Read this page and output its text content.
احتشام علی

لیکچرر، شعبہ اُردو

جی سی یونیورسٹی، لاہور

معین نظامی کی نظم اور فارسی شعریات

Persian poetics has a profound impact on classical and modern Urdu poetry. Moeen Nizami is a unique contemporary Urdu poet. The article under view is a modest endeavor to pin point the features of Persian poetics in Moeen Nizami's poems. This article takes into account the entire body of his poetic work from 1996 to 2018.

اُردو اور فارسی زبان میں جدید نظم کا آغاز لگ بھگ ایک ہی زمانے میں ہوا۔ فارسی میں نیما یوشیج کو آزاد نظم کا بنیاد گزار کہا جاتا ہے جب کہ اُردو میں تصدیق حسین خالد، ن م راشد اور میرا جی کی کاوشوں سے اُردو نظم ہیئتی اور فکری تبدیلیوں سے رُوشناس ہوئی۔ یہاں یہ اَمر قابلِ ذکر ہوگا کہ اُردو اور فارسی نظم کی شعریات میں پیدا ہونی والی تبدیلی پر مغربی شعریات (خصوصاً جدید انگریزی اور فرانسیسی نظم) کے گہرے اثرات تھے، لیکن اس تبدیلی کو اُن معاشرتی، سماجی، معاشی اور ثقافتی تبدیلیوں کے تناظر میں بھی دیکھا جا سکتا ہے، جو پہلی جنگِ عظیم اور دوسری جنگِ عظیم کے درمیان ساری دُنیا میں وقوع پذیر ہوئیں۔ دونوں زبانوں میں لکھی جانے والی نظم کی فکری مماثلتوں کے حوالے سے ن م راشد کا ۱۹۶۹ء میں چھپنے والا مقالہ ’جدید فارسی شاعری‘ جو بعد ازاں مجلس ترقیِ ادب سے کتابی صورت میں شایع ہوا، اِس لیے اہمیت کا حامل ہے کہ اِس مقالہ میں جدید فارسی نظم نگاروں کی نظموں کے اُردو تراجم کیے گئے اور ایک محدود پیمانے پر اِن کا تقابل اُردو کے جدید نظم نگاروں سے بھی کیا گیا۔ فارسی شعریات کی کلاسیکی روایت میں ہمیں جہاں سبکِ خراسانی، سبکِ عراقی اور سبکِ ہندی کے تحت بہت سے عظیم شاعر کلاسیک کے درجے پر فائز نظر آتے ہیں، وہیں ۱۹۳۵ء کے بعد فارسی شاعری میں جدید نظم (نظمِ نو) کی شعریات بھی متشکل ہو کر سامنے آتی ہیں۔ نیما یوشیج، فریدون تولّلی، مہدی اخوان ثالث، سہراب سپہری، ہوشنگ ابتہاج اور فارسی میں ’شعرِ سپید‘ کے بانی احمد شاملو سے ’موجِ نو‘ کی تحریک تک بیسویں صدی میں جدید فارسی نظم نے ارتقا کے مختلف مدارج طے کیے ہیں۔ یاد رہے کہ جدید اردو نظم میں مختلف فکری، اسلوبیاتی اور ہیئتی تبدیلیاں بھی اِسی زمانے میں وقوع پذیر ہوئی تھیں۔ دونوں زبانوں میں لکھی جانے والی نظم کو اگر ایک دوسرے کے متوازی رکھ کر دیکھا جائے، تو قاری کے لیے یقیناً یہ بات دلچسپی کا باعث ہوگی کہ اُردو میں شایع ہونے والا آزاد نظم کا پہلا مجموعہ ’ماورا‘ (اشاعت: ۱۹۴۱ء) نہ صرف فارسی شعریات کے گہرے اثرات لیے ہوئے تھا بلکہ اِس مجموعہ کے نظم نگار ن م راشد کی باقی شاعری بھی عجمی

----

Using the material above, print every entry exactly as written.

Read this page and output its text content.
احتشام علی

لیکچرر، شعبہ اُردو

جی سی یونیورسٹی، لاہور

معین نظامی کی نظم اور فارسی شعریات

Persian poetics has a profound impact on classical and modern Urdu poetry. Moeen Nizami is a unique contemporary Urdu poet. The article under view is a modest endeavor to pin point the features of Persian poetics in Moeen Nizami's poems. This article takes into account the entire body of his poetic work from 1996 to 2018.

اُردو اور فارسی زبان میں جدید نظم کا آغاز لگ بھگ ایک ہی زمانے میں ہوا۔ فارسی میں نیما یوشیج کو آزاد نظم کا بنیاد گزار کہا جاتا ہے جب کہ اُردو میں تصدیق حسین خالد، ن م راشد اور میرا جی کی کاوشوں سے اُردو نظم ہیئتی اور فکری تبدیلیوں سے رُوشناس ہوئی۔ یہاں یہ اَمر قابلِ ذکر ہوگا کہ اُردو اور فارسی نظم کی شعریات میں پیدا ہونی والی تبدیلی پر مغربی شعریات (خصوصاً جدید انگریزی اور فرانسیسی نظم) کے گہرے اثرات تھے، لیکن اس تبدیلی کو اُن معاشرتی، سماجی، معاشی اور ثقافتی تبدیلیوں کے تناظر میں بھی دیکھا جا سکتا ہے، جو پہلی جنگِ عظیم اور دوسری جنگِ عظیم کے درمیان ساری دُنیا میں وقوع پذیر ہوئیں۔ دونوں زبانوں میں لکھی جانے والی نظم کی فکری مماثلتوں کے حوالے سے ن م راشد کا ۱۹۶۹ء میں چھپنے والا مقالہ ’جدید فارسی شاعری‘ جو بعد ازاں مجلس ترقیِ ادب سے کتابی صورت میں شایع ہوا، اِس لیے اہمیت کا حامل ہے کہ اِس مقالہ میں جدید فارسی نظم نگاروں کی نظموں کے اُردو تراجم کیے گئے اور ایک محدود پیمانے پر اِن کا تقابل اُردو کے جدید نظم نگاروں سے بھی کیا گیا۔ فارسی شعریات کی کلاسیکی روایت میں ہمیں جہاں سبکِ خراسانی، سبکِ عراقی اور سبکِ ہندی کے تحت بہت سے عظیم شاعر کلاسیک کے درجے پر فائز نظر آتے ہیں، وہیں ۱۹۳۵ء کے بعد فارسی شاعری میں جدید نظم (نظمِ نو) کی شعریات بھی متشکل ہو کر سامنے آتی ہیں۔ نیما یوشیج، فریدون تولّلی، مہدی اخوان ثالث، سہراب سپہری، ہوشنگ ابتہاج اور فارسی میں ’شعرِ سپید‘ کے بانی احمد شاملو سے ’موجِ نو‘ کی تحریک تک بیسویں صدی میں جدید فارسی نظم نے ارتقا کے مختلف مدارج طے کیے ہیں۔ یاد رہے کہ جدید اردو نظم میں مختلف فکری، اسلوبیاتی اور ہیئتی تبدیلیاں بھی اِسی زمانے میں وقوع پذیر ہوئی تھیں۔ دونوں زبانوں میں لکھی جانے والی نظم کو اگر ایک دوسرے کے متوازی رکھ کر دیکھا جائے، تو قاری کے لیے یقیناً یہ بات دلچسپی کا باعث ہوگی کہ اُردو میں شایع ہونے والا آزاد نظم کا پہلا مجموعہ ’ماورا‘ (اشاعت: ۱۹۴۱ء) نہ صرف فارسی شعریات کے گہرے اثرات لیے ہوئے تھا بلکہ اِس مجموعہ کے نظم نگار ن م راشد کی باقی شاعری بھی عجمی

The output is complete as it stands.